Exercise description:
Can you reproduce the data beneath, keeping every line exact?

Data for this task:
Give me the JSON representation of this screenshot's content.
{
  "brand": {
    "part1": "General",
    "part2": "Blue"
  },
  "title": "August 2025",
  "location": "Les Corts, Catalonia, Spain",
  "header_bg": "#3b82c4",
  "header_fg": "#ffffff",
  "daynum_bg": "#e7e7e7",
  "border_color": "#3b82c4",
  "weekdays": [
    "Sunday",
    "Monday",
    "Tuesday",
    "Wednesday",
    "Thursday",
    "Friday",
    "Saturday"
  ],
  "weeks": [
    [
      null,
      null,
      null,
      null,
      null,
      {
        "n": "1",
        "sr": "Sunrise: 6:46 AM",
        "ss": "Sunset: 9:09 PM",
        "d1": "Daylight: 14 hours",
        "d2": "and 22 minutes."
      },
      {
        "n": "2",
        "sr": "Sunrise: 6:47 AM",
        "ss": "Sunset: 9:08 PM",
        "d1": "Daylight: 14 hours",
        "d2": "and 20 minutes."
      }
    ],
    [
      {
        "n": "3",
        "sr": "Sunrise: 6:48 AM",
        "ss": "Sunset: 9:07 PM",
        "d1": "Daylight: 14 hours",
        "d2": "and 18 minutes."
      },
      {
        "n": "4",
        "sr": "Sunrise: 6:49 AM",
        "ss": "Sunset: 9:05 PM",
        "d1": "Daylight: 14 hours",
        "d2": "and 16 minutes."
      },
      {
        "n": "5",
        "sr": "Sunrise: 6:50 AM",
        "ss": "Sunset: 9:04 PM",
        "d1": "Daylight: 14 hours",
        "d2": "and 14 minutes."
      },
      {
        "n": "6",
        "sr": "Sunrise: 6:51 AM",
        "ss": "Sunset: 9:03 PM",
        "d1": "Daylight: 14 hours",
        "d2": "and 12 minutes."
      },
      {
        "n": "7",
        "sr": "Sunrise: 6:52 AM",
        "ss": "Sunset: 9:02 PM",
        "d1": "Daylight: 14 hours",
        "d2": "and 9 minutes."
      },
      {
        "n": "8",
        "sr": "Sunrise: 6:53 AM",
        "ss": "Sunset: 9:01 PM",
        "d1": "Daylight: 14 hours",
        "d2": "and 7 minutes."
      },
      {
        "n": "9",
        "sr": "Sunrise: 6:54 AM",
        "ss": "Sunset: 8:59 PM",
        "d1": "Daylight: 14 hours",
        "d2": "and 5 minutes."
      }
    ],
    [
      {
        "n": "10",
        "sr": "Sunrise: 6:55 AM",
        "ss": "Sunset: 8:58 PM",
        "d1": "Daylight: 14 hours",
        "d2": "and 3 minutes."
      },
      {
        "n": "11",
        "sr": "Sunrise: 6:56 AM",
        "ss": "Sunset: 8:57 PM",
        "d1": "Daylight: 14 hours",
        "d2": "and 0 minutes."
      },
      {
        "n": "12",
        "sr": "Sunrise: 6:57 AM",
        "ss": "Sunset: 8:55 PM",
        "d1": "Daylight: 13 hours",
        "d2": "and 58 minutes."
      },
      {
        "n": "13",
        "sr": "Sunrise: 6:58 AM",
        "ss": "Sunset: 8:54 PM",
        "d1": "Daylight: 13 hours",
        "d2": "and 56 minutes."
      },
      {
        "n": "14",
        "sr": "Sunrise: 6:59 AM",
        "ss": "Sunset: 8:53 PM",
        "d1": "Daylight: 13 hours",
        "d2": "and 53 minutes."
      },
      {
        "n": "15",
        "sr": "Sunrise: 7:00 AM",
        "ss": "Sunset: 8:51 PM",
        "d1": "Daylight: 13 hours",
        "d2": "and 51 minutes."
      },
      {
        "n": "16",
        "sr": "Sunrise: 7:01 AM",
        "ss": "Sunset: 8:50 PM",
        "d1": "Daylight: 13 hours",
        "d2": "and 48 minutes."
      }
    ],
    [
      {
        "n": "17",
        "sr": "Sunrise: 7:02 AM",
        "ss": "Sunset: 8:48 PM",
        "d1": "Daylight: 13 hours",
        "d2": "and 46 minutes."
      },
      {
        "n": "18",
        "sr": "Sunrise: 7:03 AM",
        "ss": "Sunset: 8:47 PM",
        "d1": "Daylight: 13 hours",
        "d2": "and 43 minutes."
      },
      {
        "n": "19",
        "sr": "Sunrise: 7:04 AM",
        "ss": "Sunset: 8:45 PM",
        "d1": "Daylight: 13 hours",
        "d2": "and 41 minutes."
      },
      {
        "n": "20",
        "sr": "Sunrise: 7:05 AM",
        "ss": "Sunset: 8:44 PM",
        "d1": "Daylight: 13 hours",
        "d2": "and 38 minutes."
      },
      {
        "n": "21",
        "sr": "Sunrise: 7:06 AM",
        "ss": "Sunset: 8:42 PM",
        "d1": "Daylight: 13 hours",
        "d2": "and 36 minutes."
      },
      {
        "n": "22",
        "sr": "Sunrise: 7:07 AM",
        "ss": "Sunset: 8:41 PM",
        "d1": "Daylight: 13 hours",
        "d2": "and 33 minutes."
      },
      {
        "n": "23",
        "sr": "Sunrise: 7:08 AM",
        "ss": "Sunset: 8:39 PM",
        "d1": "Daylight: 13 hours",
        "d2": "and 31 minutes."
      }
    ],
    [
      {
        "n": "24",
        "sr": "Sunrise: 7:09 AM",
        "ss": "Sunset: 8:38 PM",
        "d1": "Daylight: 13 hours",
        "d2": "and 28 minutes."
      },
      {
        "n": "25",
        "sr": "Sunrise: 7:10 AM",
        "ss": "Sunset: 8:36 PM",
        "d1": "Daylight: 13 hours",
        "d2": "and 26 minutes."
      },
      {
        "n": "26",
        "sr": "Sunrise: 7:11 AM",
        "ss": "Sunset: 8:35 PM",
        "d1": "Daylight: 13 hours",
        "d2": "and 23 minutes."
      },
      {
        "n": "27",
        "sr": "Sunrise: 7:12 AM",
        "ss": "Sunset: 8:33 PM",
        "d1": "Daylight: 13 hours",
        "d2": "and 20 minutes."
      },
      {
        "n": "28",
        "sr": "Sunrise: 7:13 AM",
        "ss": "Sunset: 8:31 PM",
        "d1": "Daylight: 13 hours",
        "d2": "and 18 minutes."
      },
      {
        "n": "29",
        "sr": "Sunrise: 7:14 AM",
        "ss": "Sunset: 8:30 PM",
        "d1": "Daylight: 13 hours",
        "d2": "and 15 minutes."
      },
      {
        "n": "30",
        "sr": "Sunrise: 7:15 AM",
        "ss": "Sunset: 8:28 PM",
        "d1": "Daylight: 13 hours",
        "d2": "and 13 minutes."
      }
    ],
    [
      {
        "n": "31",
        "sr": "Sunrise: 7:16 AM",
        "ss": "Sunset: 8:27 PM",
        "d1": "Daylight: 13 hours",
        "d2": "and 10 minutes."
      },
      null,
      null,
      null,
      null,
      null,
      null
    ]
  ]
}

Answer to the exercise:
Give me the JSON representation of this screenshot's content.
{
  "brand": {
    "part1": "General",
    "part2": "Blue"
  },
  "title": "August 2025",
  "location": "Les Corts, Catalonia, Spain",
  "header_bg": "#3b82c4",
  "header_fg": "#ffffff",
  "daynum_bg": "#e7e7e7",
  "border_color": "#3b82c4",
  "weekdays": [
    "Sunday",
    "Monday",
    "Tuesday",
    "Wednesday",
    "Thursday",
    "Friday",
    "Saturday"
  ],
  "weeks": [
    [
      null,
      null,
      null,
      null,
      null,
      {
        "n": "1",
        "sr": "Sunrise: 6:46 AM",
        "ss": "Sunset: 9:09 PM",
        "d1": "Daylight: 14 hours",
        "d2": "and 22 minutes."
      },
      {
        "n": "2",
        "sr": "Sunrise: 6:47 AM",
        "ss": "Sunset: 9:08 PM",
        "d1": "Daylight: 14 hours",
        "d2": "and 20 minutes."
      }
    ],
    [
      {
        "n": "3",
        "sr": "Sunrise: 6:48 AM",
        "ss": "Sunset: 9:07 PM",
        "d1": "Daylight: 14 hours",
        "d2": "and 18 minutes."
      },
      {
        "n": "4",
        "sr": "Sunrise: 6:49 AM",
        "ss": "Sunset: 9:05 PM",
        "d1": "Daylight: 14 hours",
        "d2": "and 16 minutes."
      },
      {
        "n": "5",
        "sr": "Sunrise: 6:50 AM",
        "ss": "Sunset: 9:04 PM",
        "d1": "Daylight: 14 hours",
        "d2": "and 14 minutes."
      },
      {
        "n": "6",
        "sr": "Sunrise: 6:51 AM",
        "ss": "Sunset: 9:03 PM",
        "d1": "Daylight: 14 hours",
        "d2": "and 12 minutes."
      },
      {
        "n": "7",
        "sr": "Sunrise: 6:52 AM",
        "ss": "Sunset: 9:02 PM",
        "d1": "Daylight: 14 hours",
        "d2": "and 9 minutes."
      },
      {
        "n": "8",
        "sr": "Sunrise: 6:53 AM",
        "ss": "Sunset: 9:01 PM",
        "d1": "Daylight: 14 hours",
        "d2": "and 7 minutes."
      },
      {
        "n": "9",
        "sr": "Sunrise: 6:54 AM",
        "ss": "Sunset: 8:59 PM",
        "d1": "Daylight: 14 hours",
        "d2": "and 5 minutes."
      }
    ],
    [
      {
        "n": "10",
        "sr": "Sunrise: 6:55 AM",
        "ss": "Sunset: 8:58 PM",
        "d1": "Daylight: 14 hours",
        "d2": "and 3 minutes."
      },
      {
        "n": "11",
        "sr": "Sunrise: 6:56 AM",
        "ss": "Sunset: 8:57 PM",
        "d1": "Daylight: 14 hours",
        "d2": "and 0 minutes."
      },
      {
        "n": "12",
        "sr": "Sunrise: 6:57 AM",
        "ss": "Sunset: 8:55 PM",
        "d1": "Daylight: 13 hours",
        "d2": "and 58 minutes."
      },
      {
        "n": "13",
        "sr": "Sunrise: 6:58 AM",
        "ss": "Sunset: 8:54 PM",
        "d1": "Daylight: 13 hours",
        "d2": "and 56 minutes."
      },
      {
        "n": "14",
        "sr": "Sunrise: 6:59 AM",
        "ss": "Sunset: 8:53 PM",
        "d1": "Daylight: 13 hours",
        "d2": "and 53 minutes."
      },
      {
        "n": "15",
        "sr": "Sunrise: 7:00 AM",
        "ss": "Sunset: 8:51 PM",
        "d1": "Daylight: 13 hours",
        "d2": "and 51 minutes."
      },
      {
        "n": "16",
        "sr": "Sunrise: 7:01 AM",
        "ss": "Sunset: 8:50 PM",
        "d1": "Daylight: 13 hours",
        "d2": "and 48 minutes."
      }
    ],
    [
      {
        "n": "17",
        "sr": "Sunrise: 7:02 AM",
        "ss": "Sunset: 8:48 PM",
        "d1": "Daylight: 13 hours",
        "d2": "and 46 minutes."
      },
      {
        "n": "18",
        "sr": "Sunrise: 7:03 AM",
        "ss": "Sunset: 8:47 PM",
        "d1": "Daylight: 13 hours",
        "d2": "and 43 minutes."
      },
      {
        "n": "19",
        "sr": "Sunrise: 7:04 AM",
        "ss": "Sunset: 8:45 PM",
        "d1": "Daylight: 13 hours",
        "d2": "and 41 minutes."
      },
      {
        "n": "20",
        "sr": "Sunrise: 7:05 AM",
        "ss": "Sunset: 8:44 PM",
        "d1": "Daylight: 13 hours",
        "d2": "and 38 minutes."
      },
      {
        "n": "21",
        "sr": "Sunrise: 7:06 AM",
        "ss": "Sunset: 8:42 PM",
        "d1": "Daylight: 13 hours",
        "d2": "and 36 minutes."
      },
      {
        "n": "22",
        "sr": "Sunrise: 7:07 AM",
        "ss": "Sunset: 8:41 PM",
        "d1": "Daylight: 13 hours",
        "d2": "and 33 minutes."
      },
      {
        "n": "23",
        "sr": "Sunrise: 7:08 AM",
        "ss": "Sunset: 8:39 PM",
        "d1": "Daylight: 13 hours",
        "d2": "and 31 minutes."
      }
    ],
    [
      {
        "n": "24",
        "sr": "Sunrise: 7:09 AM",
        "ss": "Sunset: 8:38 PM",
        "d1": "Daylight: 13 hours",
        "d2": "and 28 minutes."
      },
      {
        "n": "25",
        "sr": "Sunrise: 7:10 AM",
        "ss": "Sunset: 8:36 PM",
        "d1": "Daylight: 13 hours",
        "d2": "and 26 minutes."
      },
      {
        "n": "26",
        "sr": "Sunrise: 7:11 AM",
        "ss": "Sunset: 8:35 PM",
        "d1": "Daylight: 13 hours",
        "d2": "and 23 minutes."
      },
      {
        "n": "27",
        "sr": "Sunrise: 7:12 AM",
        "ss": "Sunset: 8:33 PM",
        "d1": "Daylight: 13 hours",
        "d2": "and 20 minutes."
      },
      {
        "n": "28",
        "sr": "Sunrise: 7:13 AM",
        "ss": "Sunset: 8:31 PM",
        "d1": "Daylight: 13 hours",
        "d2": "and 18 minutes."
      },
      {
        "n": "29",
        "sr": "Sunrise: 7:14 AM",
        "ss": "Sunset: 8:30 PM",
        "d1": "Daylight: 13 hours",
        "d2": "and 15 minutes."
      },
      {
        "n": "30",
        "sr": "Sunrise: 7:15 AM",
        "ss": "Sunset: 8:28 PM",
        "d1": "Daylight: 13 hours",
        "d2": "and 13 minutes."
      }
    ],
    [
      {
        "n": "31",
        "sr": "Sunrise: 7:16 AM",
        "ss": "Sunset: 8:27 PM",
        "d1": "Daylight: 13 hours",
        "d2": "and 10 minutes."
      },
      null,
      null,
      null,
      null,
      null,
      null
    ]
  ]
}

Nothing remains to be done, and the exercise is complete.